◆ **SUPPLIED DATA**:
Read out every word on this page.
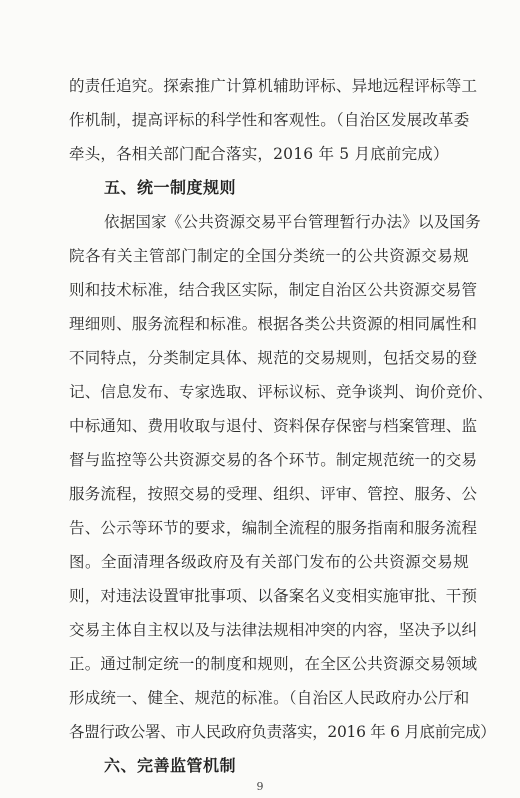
的责任追究。探索推广计算机辅助评标、异地远程评标等工
作机制，提高评标的科学性和客观性。（自治区发展改革委
牵头，各相关部门配合落实，2016 年 5 月底前完成）
五、统一制度规则
依据国家《公共资源交易平台管理暂行办法》以及国务
院各有关主管部门制定的全国分类统一的公共资源交易规
则和技术标准，结合我区实际，制定自治区公共资源交易管
理细则、服务流程和标准。根据各类公共资源的相同属性和
不同特点，分类制定具体、规范的交易规则，包括交易的登
记、信息发布、专家选取、评标议标、竞争谈判、询价竞价、
中标通知、费用收取与退付、资料保存保密与档案管理、监
督与监控等公共资源交易的各个环节。制定规范统一的交易
服务流程，按照交易的受理、组织、评审、管控、服务、公
告、公示等环节的要求，编制全流程的服务指南和服务流程
图。全面清理各级政府及有关部门发布的公共资源交易规
则，对违法设置审批事项、以备案名义变相实施审批、干预
交易主体自主权以及与法律法规相冲突的内容，坚决予以纠
正。通过制定统一的制度和规则，在全区公共资源交易领域
形成统一、健全、规范的标准。（自治区人民政府办公厅和
各盟行政公署、市人民政府负责落实，2016 年 6 月底前完成）
六、完善监管机制
9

◆ **PROBLEM TO SOLVE**: Reproduce all the records verbatim, excluding images.

◆ **REPLY TO THE TASK**:
Read out every word on this page.
的责任追究。探索推广计算机辅助评标、异地远程评标等工
作机制，提高评标的科学性和客观性。（自治区发展改革委
牵头，各相关部门配合落实，2016 年 5 月底前完成）
五、统一制度规则
依据国家《公共资源交易平台管理暂行办法》以及国务
院各有关主管部门制定的全国分类统一的公共资源交易规
则和技术标准，结合我区实际，制定自治区公共资源交易管
理细则、服务流程和标准。根据各类公共资源的相同属性和
不同特点，分类制定具体、规范的交易规则，包括交易的登
记、信息发布、专家选取、评标议标、竞争谈判、询价竞价、
中标通知、费用收取与退付、资料保存保密与档案管理、监
督与监控等公共资源交易的各个环节。制定规范统一的交易
服务流程，按照交易的受理、组织、评审、管控、服务、公
告、公示等环节的要求，编制全流程的服务指南和服务流程
图。全面清理各级政府及有关部门发布的公共资源交易规
则，对违法设置审批事项、以备案名义变相实施审批、干预
交易主体自主权以及与法律法规相冲突的内容，坚决予以纠
正。通过制定统一的制度和规则，在全区公共资源交易领域
形成统一、健全、规范的标准。（自治区人民政府办公厅和
各盟行政公署、市人民政府负责落实，2016 年 6 月底前完成）
六、完善监管机制
9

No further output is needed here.